_Data entries_

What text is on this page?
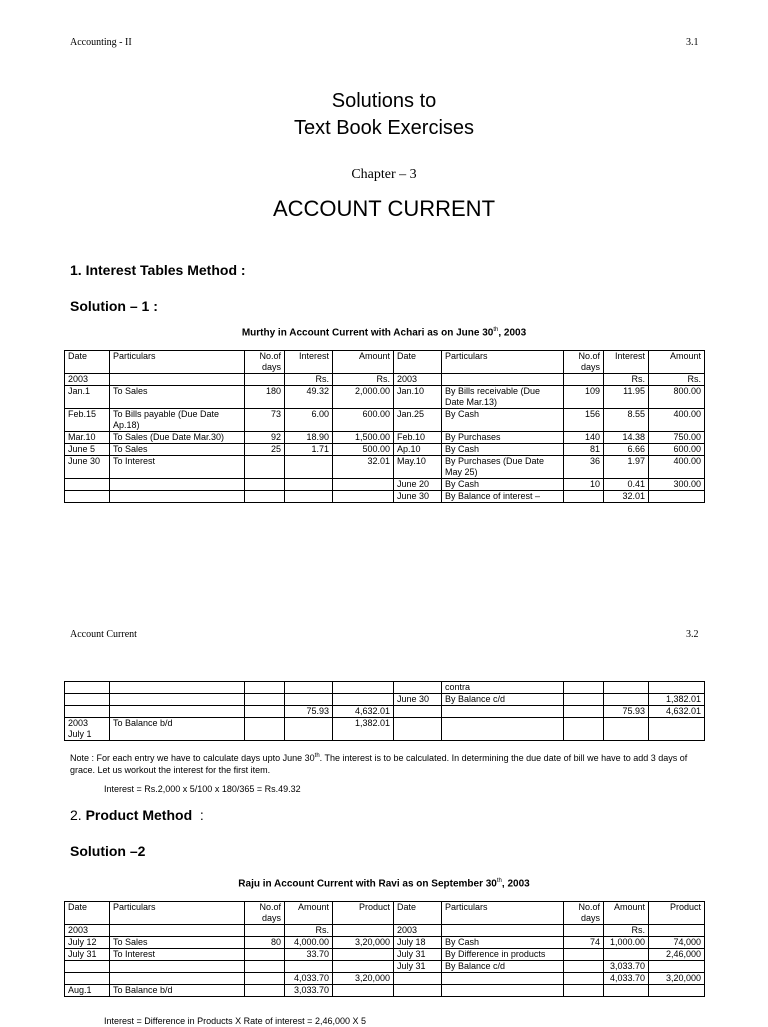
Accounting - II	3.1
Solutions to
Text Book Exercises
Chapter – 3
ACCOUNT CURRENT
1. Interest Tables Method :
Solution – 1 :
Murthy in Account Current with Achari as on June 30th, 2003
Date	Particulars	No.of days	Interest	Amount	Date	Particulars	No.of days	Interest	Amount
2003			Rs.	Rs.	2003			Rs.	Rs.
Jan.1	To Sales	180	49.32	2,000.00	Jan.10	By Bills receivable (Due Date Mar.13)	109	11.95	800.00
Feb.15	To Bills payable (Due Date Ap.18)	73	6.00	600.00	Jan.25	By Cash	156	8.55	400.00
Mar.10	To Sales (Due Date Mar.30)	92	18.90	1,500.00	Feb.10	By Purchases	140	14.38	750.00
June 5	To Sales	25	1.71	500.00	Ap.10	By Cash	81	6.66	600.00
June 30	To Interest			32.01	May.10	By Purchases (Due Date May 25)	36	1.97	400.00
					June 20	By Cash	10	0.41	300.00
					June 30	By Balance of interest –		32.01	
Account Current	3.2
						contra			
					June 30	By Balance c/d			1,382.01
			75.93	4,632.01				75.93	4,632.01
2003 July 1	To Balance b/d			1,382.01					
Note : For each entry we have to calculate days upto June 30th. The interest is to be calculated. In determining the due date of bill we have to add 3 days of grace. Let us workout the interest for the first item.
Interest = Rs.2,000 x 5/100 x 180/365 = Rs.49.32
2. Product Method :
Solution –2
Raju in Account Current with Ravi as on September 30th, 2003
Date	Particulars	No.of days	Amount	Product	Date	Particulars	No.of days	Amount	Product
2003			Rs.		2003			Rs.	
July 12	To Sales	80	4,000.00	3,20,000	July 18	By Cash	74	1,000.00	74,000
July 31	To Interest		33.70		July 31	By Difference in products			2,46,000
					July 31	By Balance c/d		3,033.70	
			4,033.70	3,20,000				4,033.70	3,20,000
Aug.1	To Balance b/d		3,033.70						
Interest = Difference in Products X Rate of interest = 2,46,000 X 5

_Your task_
The listing above must be printed again exactly, minus its pictures.

_Exercise output_
What text is on this page?
Accounting - II	3.1
Solutions to
Text Book Exercises
Chapter – 3
ACCOUNT CURRENT
1. Interest Tables Method :
Solution – 1 :
Murthy in Account Current with Achari as on June 30th, 2003
Date	Particulars	No.of days	Interest	Amount	Date	Particulars	No.of days	Interest	Amount
2003			Rs.	Rs.	2003			Rs.	Rs.
Jan.1	To Sales	180	49.32	2,000.00	Jan.10	By Bills receivable (Due Date Mar.13)	109	11.95	800.00
Feb.15	To Bills payable (Due Date Ap.18)	73	6.00	600.00	Jan.25	By Cash	156	8.55	400.00
Mar.10	To Sales (Due Date Mar.30)	92	18.90	1,500.00	Feb.10	By Purchases	140	14.38	750.00
June 5	To Sales	25	1.71	500.00	Ap.10	By Cash	81	6.66	600.00
June 30	To Interest			32.01	May.10	By Purchases (Due Date May 25)	36	1.97	400.00
					June 20	By Cash	10	0.41	300.00
					June 30	By Balance of interest –		32.01	
Account Current	3.2
						contra			
					June 30	By Balance c/d			1,382.01
			75.93	4,632.01				75.93	4,632.01
2003 July 1	To Balance b/d			1,382.01					
Note : For each entry we have to calculate days upto June 30th. The interest is to be calculated. In determining the due date of bill we have to add 3 days of grace. Let us workout the interest for the first item.
Interest = Rs.2,000 x 5/100 x 180/365 = Rs.49.32
2. Product Method :
Solution –2
Raju in Account Current with Ravi as on September 30th, 2003
Date	Particulars	No.of days	Amount	Product	Date	Particulars	No.of days	Amount	Product
2003			Rs.		2003			Rs.	
July 12	To Sales	80	4,000.00	3,20,000	July 18	By Cash	74	1,000.00	74,000
July 31	To Interest		33.70		July 31	By Difference in products			2,46,000
					July 31	By Balance c/d		3,033.70	
			4,033.70	3,20,000				4,033.70	3,20,000
Aug.1	To Balance b/d		3,033.70						
Interest = Difference in Products X Rate of interest = 2,46,000 X 5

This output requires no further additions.